WHAT NEEDS TO BE DONE: All the entries need to be quoted exactly, apart from the pictures, which you should drop.

DATASET CONTENT:

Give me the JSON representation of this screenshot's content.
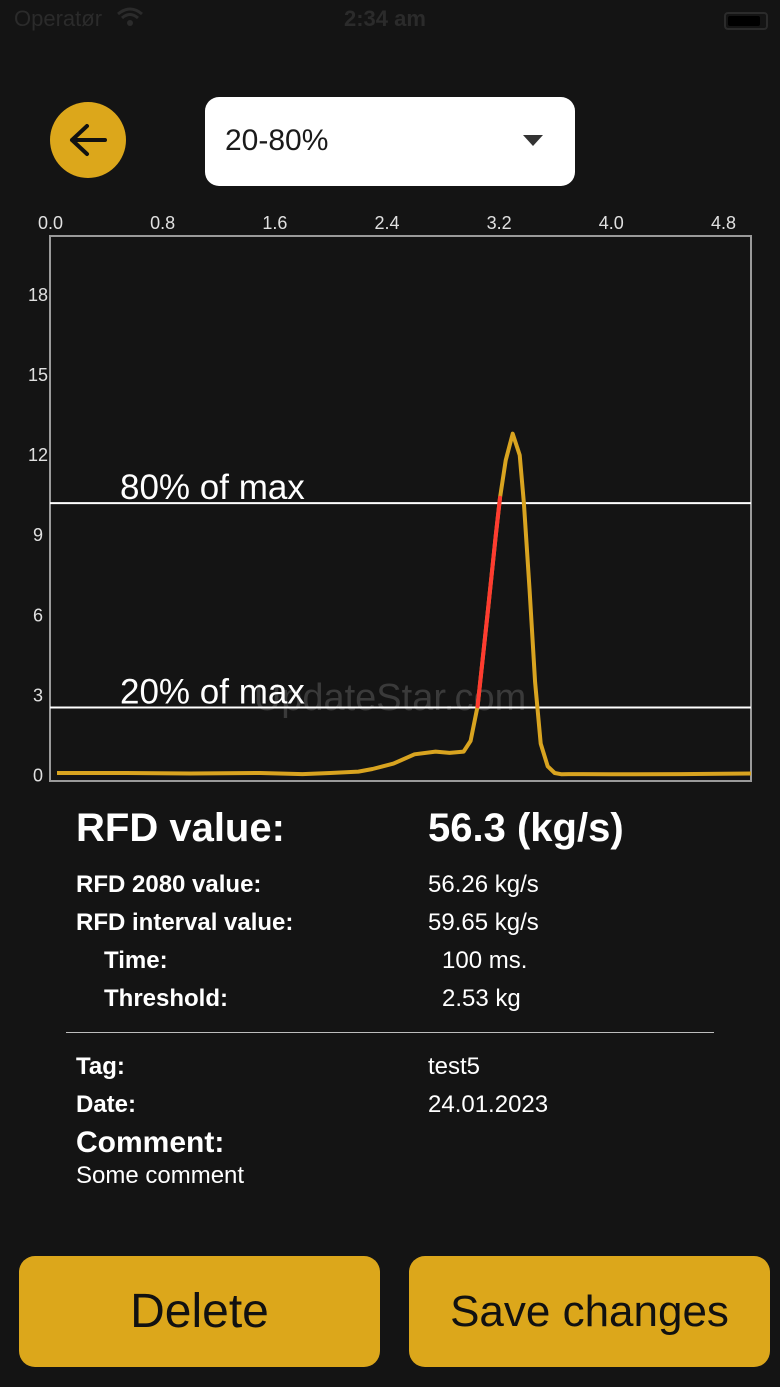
{
  "status_bar": {
    "carrier": "Operatør",
    "time": "2:34 am"
  },
  "header": {
    "dropdown_value": "20-80%"
  },
  "chart_data": {
    "type": "line",
    "x_ticks": [
      "0.0",
      "0.8",
      "1.6",
      "2.4",
      "3.2",
      "4.0",
      "4.8"
    ],
    "y_ticks": [
      "0",
      "3",
      "6",
      "9",
      "12",
      "15",
      "18"
    ],
    "xlim": [
      0,
      5.0
    ],
    "ylim": [
      -0.2,
      20.2
    ],
    "x_axis_position": "top",
    "series": [
      {
        "color": "#d9a420",
        "x": [
          0.05,
          0.5,
          1.0,
          1.5,
          1.8,
          2.0,
          2.2,
          2.3,
          2.45,
          2.6,
          2.75,
          2.85,
          2.95,
          3.0,
          3.05,
          3.12,
          3.18,
          3.21,
          3.25,
          3.3,
          3.35,
          3.38,
          3.42,
          3.46,
          3.5,
          3.55,
          3.6,
          3.65,
          3.7,
          3.8,
          4.0,
          4.5,
          5.0
        ],
        "y": [
          0.1,
          0.1,
          0.08,
          0.1,
          0.06,
          0.1,
          0.15,
          0.25,
          0.45,
          0.8,
          0.9,
          0.85,
          0.9,
          1.3,
          2.6,
          6.0,
          9.0,
          10.4,
          11.8,
          12.8,
          12.0,
          10.2,
          7.0,
          3.5,
          1.2,
          0.35,
          0.1,
          0.05,
          0.06,
          0.06,
          0.05,
          0.06,
          0.08
        ]
      }
    ],
    "highlight": {
      "color": "#ff3b30",
      "x_range": [
        3.05,
        3.21
      ]
    },
    "reference_lines": [
      {
        "label": "80% of max",
        "y": 10.2
      },
      {
        "label": "20% of max",
        "y": 2.55
      }
    ],
    "watermark": "UpdateStar.com"
  },
  "results": {
    "rfd_label": "RFD value:",
    "rfd_value": "56.3 (kg/s)",
    "rfd2080_label": "RFD 2080 value:",
    "rfd2080_value": "56.26 kg/s",
    "interval_label": "RFD interval value:",
    "interval_value": "59.65 kg/s",
    "time_label": "Time:",
    "time_value": "100 ms.",
    "threshold_label": "Threshold:",
    "threshold_value": "2.53 kg"
  },
  "details": {
    "tag_label": "Tag:",
    "tag_value": "test5",
    "date_label": "Date:",
    "date_value": "24.01.2023",
    "comment_label": "Comment:",
    "comment_value": "Some comment"
  },
  "actions": {
    "delete_label": "Delete",
    "save_label": "Save changes"
  },
  "colors": {
    "accent": "#dca71b",
    "background": "#141414",
    "curve": "#d9a420",
    "highlight": "#ff3b30"
  },
  "icons": {
    "back": "arrow-left-icon",
    "dropdown": "triangle-down-icon",
    "wifi": "wifi-icon",
    "battery": "battery-icon"
  }
}
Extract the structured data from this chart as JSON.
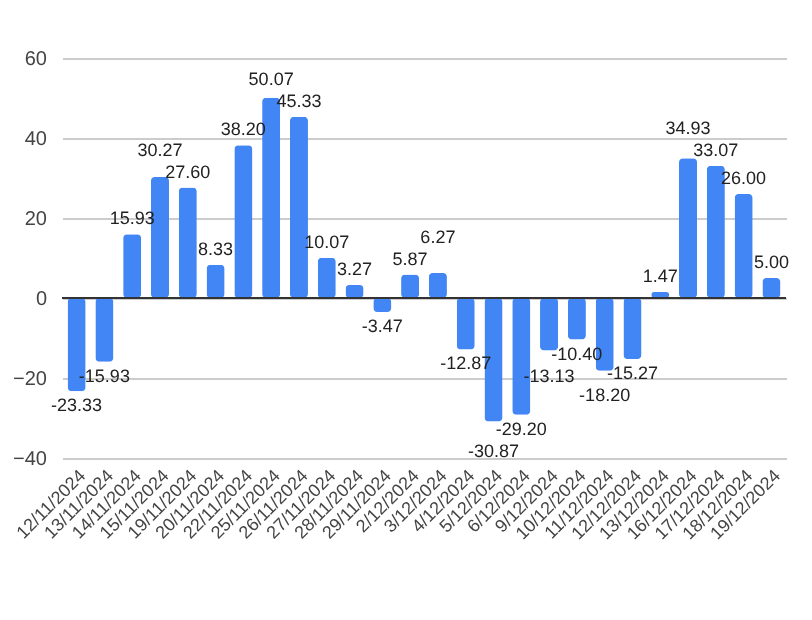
{
  "chart_data": {
    "type": "bar",
    "categories": [
      "12/11/2024",
      "13/11/2024",
      "14/11/2024",
      "15/11/2024",
      "19/11/2024",
      "20/11/2024",
      "22/11/2024",
      "25/11/2024",
      "26/11/2024",
      "27/11/2024",
      "28/11/2024",
      "29/11/2024",
      "2/12/2024",
      "3/12/2024",
      "4/12/2024",
      "5/12/2024",
      "6/12/2024",
      "9/12/2024",
      "10/12/2024",
      "11/12/2024",
      "12/12/2024",
      "13/12/2024",
      "16/12/2024",
      "17/12/2024",
      "18/12/2024",
      "19/12/2024"
    ],
    "values": [
      -23.33,
      -15.93,
      15.93,
      30.27,
      27.6,
      8.33,
      38.2,
      50.07,
      45.33,
      10.07,
      3.27,
      -3.47,
      5.87,
      6.27,
      -12.87,
      -30.87,
      -29.2,
      -13.13,
      -10.4,
      -18.2,
      -15.27,
      1.47,
      34.93,
      33.07,
      26,
      5
    ],
    "value_labels": [
      "-23.33",
      "-15.93",
      "15.93",
      "30.27",
      "27.60",
      "8.33",
      "38.20",
      "50.07",
      "45.33",
      "10.07",
      "3.27",
      "-3.47",
      "5.87",
      "6.27",
      "-12.87",
      "-30.87",
      "-29.20",
      "-13.13",
      "-10.40",
      "-18.20",
      "-15.27",
      "1.47",
      "34.93",
      "33.07",
      "26.00",
      "5.00"
    ],
    "color": "#4285f4",
    "ylim": [
      -40,
      60
    ],
    "yticks": [
      -40,
      -20,
      0,
      20,
      40,
      60
    ],
    "grid": "y"
  }
}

RESPONSE TO THE TASK:
Give me the JSON representation of this screenshot's content.
{
  "status_bar": {
    "carrier": "Operatør",
    "time": "2:34 am"
  },
  "header": {
    "dropdown_value": "20-80%"
  },
  "chart_data": {
    "type": "line",
    "x_ticks": [
      "0.0",
      "0.8",
      "1.6",
      "2.4",
      "3.2",
      "4.0",
      "4.8"
    ],
    "y_ticks": [
      "0",
      "3",
      "6",
      "9",
      "12",
      "15",
      "18"
    ],
    "xlim": [
      0,
      5.0
    ],
    "ylim": [
      -0.2,
      20.2
    ],
    "x_axis_position": "top",
    "series": [
      {
        "color": "#d9a420",
        "x": [
          0.05,
          0.5,
          1.0,
          1.5,
          1.8,
          2.0,
          2.2,
          2.3,
          2.45,
          2.6,
          2.75,
          2.85,
          2.95,
          3.0,
          3.05,
          3.12,
          3.18,
          3.21,
          3.25,
          3.3,
          3.35,
          3.38,
          3.42,
          3.46,
          3.5,
          3.55,
          3.6,
          3.65,
          3.7,
          3.8,
          4.0,
          4.5,
          5.0
        ],
        "y": [
          0.1,
          0.1,
          0.08,
          0.1,
          0.06,
          0.1,
          0.15,
          0.25,
          0.45,
          0.8,
          0.9,
          0.85,
          0.9,
          1.3,
          2.6,
          6.0,
          9.0,
          10.4,
          11.8,
          12.8,
          12.0,
          10.2,
          7.0,
          3.5,
          1.2,
          0.35,
          0.1,
          0.05,
          0.06,
          0.06,
          0.05,
          0.06,
          0.08
        ]
      }
    ],
    "highlight": {
      "color": "#ff3b30",
      "x_range": [
        3.05,
        3.21
      ]
    },
    "reference_lines": [
      {
        "label": "80% of max",
        "y": 10.2
      },
      {
        "label": "20% of max",
        "y": 2.55
      }
    ],
    "watermark": "UpdateStar.com"
  },
  "results": {
    "rfd_label": "RFD value:",
    "rfd_value": "56.3 (kg/s)",
    "rfd2080_label": "RFD 2080 value:",
    "rfd2080_value": "56.26 kg/s",
    "interval_label": "RFD interval value:",
    "interval_value": "59.65 kg/s",
    "time_label": "Time:",
    "time_value": "100 ms.",
    "threshold_label": "Threshold:",
    "threshold_value": "2.53 kg"
  },
  "details": {
    "tag_label": "Tag:",
    "tag_value": "test5",
    "date_label": "Date:",
    "date_value": "24.01.2023",
    "comment_label": "Comment:",
    "comment_value": "Some comment"
  },
  "actions": {
    "delete_label": "Delete",
    "save_label": "Save changes"
  },
  "colors": {
    "accent": "#dca71b",
    "background": "#141414",
    "curve": "#d9a420",
    "highlight": "#ff3b30"
  },
  "icons": {
    "back": "arrow-left-icon",
    "dropdown": "triangle-down-icon",
    "wifi": "wifi-icon",
    "battery": "battery-icon"
  }
}
Extract the structured data from this chart as JSON.
{
  "chart_data": {
    "type": "bar",
    "categories": [
      "12/11/2024",
      "13/11/2024",
      "14/11/2024",
      "15/11/2024",
      "19/11/2024",
      "20/11/2024",
      "22/11/2024",
      "25/11/2024",
      "26/11/2024",
      "27/11/2024",
      "28/11/2024",
      "29/11/2024",
      "2/12/2024",
      "3/12/2024",
      "4/12/2024",
      "5/12/2024",
      "6/12/2024",
      "9/12/2024",
      "10/12/2024",
      "11/12/2024",
      "12/12/2024",
      "13/12/2024",
      "16/12/2024",
      "17/12/2024",
      "18/12/2024",
      "19/12/2024"
    ],
    "values": [
      -23.33,
      -15.93,
      15.93,
      30.27,
      27.6,
      8.33,
      38.2,
      50.07,
      45.33,
      10.07,
      3.27,
      -3.47,
      5.87,
      6.27,
      -12.87,
      -30.87,
      -29.2,
      -13.13,
      -10.4,
      -18.2,
      -15.27,
      1.47,
      34.93,
      33.07,
      26,
      5
    ],
    "value_labels": [
      "-23.33",
      "-15.93",
      "15.93",
      "30.27",
      "27.60",
      "8.33",
      "38.20",
      "50.07",
      "45.33",
      "10.07",
      "3.27",
      "-3.47",
      "5.87",
      "6.27",
      "-12.87",
      "-30.87",
      "-29.20",
      "-13.13",
      "-10.40",
      "-18.20",
      "-15.27",
      "1.47",
      "34.93",
      "33.07",
      "26.00",
      "5.00"
    ],
    "color": "#4285f4",
    "ylim": [
      -40,
      60
    ],
    "yticks": [
      -40,
      -20,
      0,
      20,
      40,
      60
    ],
    "grid": "y"
  }
}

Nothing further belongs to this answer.